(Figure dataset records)
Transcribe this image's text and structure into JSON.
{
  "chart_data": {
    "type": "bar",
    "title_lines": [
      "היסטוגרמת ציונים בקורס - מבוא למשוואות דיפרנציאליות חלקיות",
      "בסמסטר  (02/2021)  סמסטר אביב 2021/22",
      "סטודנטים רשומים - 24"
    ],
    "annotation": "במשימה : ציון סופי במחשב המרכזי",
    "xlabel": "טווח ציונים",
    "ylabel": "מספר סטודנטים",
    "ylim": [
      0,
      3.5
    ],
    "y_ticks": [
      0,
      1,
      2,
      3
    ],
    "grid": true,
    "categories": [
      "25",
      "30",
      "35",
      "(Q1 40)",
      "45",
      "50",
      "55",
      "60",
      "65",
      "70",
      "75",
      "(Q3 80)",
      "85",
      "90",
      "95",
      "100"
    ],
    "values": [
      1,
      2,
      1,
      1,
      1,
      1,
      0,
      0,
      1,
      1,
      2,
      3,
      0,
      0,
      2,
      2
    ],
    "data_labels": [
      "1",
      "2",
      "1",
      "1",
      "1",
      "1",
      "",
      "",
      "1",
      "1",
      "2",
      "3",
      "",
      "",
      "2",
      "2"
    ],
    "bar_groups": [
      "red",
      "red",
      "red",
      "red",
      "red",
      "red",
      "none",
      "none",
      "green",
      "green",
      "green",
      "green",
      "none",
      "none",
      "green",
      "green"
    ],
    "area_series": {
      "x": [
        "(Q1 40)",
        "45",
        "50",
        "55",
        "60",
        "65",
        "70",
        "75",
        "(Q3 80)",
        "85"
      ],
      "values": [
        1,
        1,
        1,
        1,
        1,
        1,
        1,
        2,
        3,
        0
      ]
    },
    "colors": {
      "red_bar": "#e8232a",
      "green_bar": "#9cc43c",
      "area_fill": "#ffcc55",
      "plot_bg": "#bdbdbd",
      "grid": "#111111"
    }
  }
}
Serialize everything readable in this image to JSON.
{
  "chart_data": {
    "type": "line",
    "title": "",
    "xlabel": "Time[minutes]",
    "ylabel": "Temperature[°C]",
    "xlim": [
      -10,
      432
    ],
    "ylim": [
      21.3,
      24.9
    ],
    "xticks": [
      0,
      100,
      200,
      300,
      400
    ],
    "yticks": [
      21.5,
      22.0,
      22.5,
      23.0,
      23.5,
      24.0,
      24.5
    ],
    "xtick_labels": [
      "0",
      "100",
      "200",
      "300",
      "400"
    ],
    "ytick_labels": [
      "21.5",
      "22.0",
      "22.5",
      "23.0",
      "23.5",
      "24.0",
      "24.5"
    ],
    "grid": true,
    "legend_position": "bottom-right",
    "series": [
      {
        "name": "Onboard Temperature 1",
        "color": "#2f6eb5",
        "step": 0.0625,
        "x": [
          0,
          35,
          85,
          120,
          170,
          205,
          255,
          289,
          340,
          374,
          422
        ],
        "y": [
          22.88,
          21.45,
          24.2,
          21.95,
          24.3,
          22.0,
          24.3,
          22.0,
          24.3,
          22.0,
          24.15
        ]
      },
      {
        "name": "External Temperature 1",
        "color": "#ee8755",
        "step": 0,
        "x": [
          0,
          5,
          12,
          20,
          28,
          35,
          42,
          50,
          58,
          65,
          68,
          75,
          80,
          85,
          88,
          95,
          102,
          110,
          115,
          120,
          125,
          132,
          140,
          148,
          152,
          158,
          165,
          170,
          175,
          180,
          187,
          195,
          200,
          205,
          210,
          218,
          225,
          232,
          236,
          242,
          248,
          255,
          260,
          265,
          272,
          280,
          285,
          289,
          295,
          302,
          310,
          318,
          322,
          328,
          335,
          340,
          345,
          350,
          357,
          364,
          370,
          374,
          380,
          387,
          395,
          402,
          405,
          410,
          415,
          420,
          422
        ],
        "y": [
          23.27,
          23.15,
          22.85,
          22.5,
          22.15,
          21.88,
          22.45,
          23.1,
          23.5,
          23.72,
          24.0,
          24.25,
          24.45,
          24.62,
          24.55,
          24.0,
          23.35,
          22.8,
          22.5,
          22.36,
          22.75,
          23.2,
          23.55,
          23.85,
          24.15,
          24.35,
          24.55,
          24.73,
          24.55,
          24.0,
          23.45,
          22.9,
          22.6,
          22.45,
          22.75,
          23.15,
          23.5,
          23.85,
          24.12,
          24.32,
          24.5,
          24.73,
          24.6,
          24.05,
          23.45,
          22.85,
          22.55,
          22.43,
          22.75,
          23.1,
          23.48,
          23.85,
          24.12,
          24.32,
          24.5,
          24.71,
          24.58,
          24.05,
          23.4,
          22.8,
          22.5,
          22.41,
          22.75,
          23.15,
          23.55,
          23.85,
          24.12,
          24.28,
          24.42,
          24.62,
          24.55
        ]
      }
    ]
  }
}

### [Prompt]
Only the number is required: the count of lines containing the word "this".

### [Exercise response]
2